AIM OF THE TASK: All of the records below must be output exactly, with no pictures carried over.

— start THE RECORDS —

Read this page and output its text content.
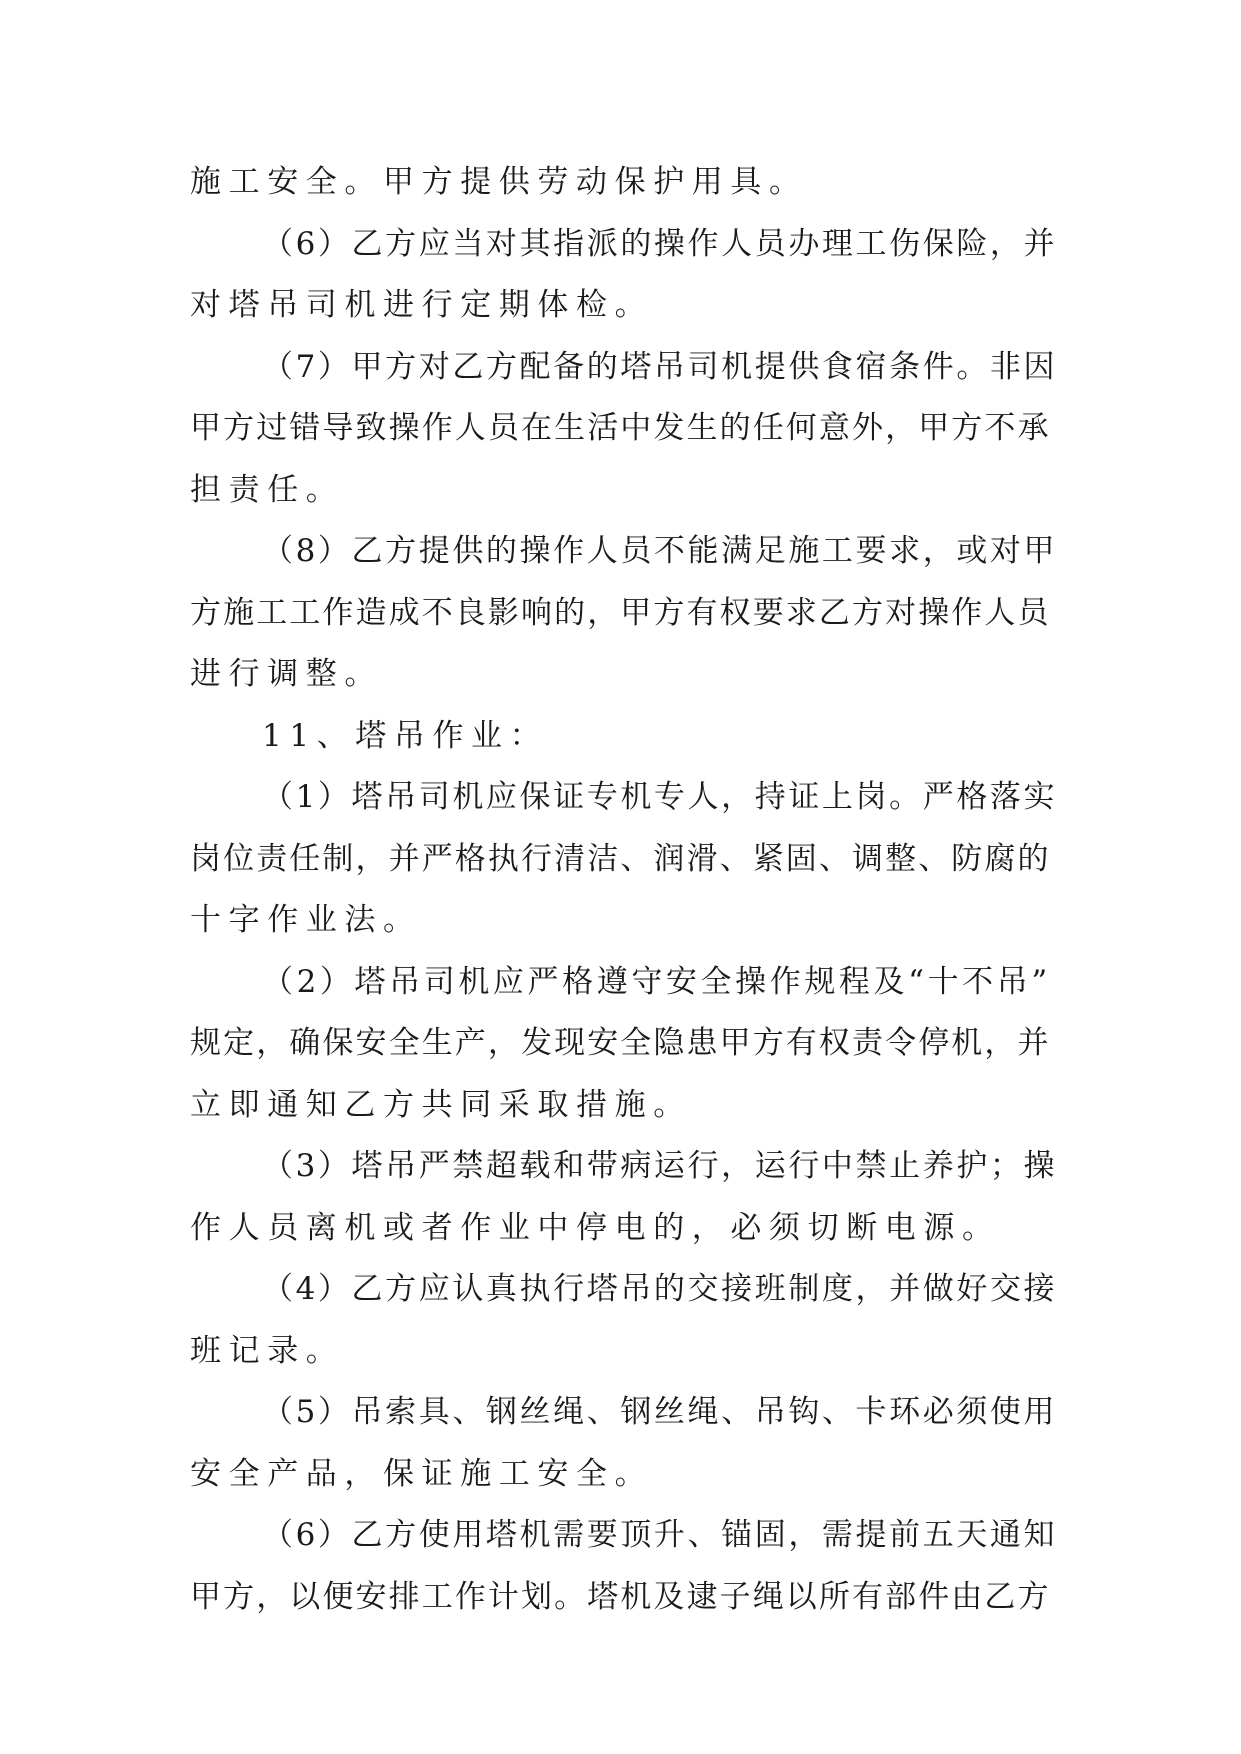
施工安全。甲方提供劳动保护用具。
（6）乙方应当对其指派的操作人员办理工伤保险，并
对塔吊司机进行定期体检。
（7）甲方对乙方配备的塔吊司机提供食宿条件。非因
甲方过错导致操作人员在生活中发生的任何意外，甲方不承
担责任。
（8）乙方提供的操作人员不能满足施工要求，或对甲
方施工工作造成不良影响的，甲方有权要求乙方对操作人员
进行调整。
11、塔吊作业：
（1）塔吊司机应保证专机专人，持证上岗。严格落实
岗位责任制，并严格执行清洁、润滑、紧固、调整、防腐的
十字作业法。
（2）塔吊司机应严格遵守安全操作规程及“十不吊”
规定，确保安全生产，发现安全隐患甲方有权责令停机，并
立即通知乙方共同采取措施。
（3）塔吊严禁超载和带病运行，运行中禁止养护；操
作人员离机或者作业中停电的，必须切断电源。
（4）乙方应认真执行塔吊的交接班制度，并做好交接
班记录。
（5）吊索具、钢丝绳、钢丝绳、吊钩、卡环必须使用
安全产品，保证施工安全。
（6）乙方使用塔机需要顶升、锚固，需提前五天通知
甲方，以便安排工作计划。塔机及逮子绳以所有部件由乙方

— end THE RECORDS —

RESULT FOR THIS EXERCISE:
Read this page and output its text content.
施工安全。甲方提供劳动保护用具。
（6）乙方应当对其指派的操作人员办理工伤保险，并
对塔吊司机进行定期体检。
（7）甲方对乙方配备的塔吊司机提供食宿条件。非因
甲方过错导致操作人员在生活中发生的任何意外，甲方不承
担责任。
（8）乙方提供的操作人员不能满足施工要求，或对甲
方施工工作造成不良影响的，甲方有权要求乙方对操作人员
进行调整。
11、塔吊作业：
（1）塔吊司机应保证专机专人，持证上岗。严格落实
岗位责任制，并严格执行清洁、润滑、紧固、调整、防腐的
十字作业法。
（2）塔吊司机应严格遵守安全操作规程及“十不吊”
规定，确保安全生产，发现安全隐患甲方有权责令停机，并
立即通知乙方共同采取措施。
（3）塔吊严禁超载和带病运行，运行中禁止养护；操
作人员离机或者作业中停电的，必须切断电源。
（4）乙方应认真执行塔吊的交接班制度，并做好交接
班记录。
（5）吊索具、钢丝绳、钢丝绳、吊钩、卡环必须使用
安全产品，保证施工安全。
（6）乙方使用塔机需要顶升、锚固，需提前五天通知
甲方，以便安排工作计划。塔机及逮子绳以所有部件由乙方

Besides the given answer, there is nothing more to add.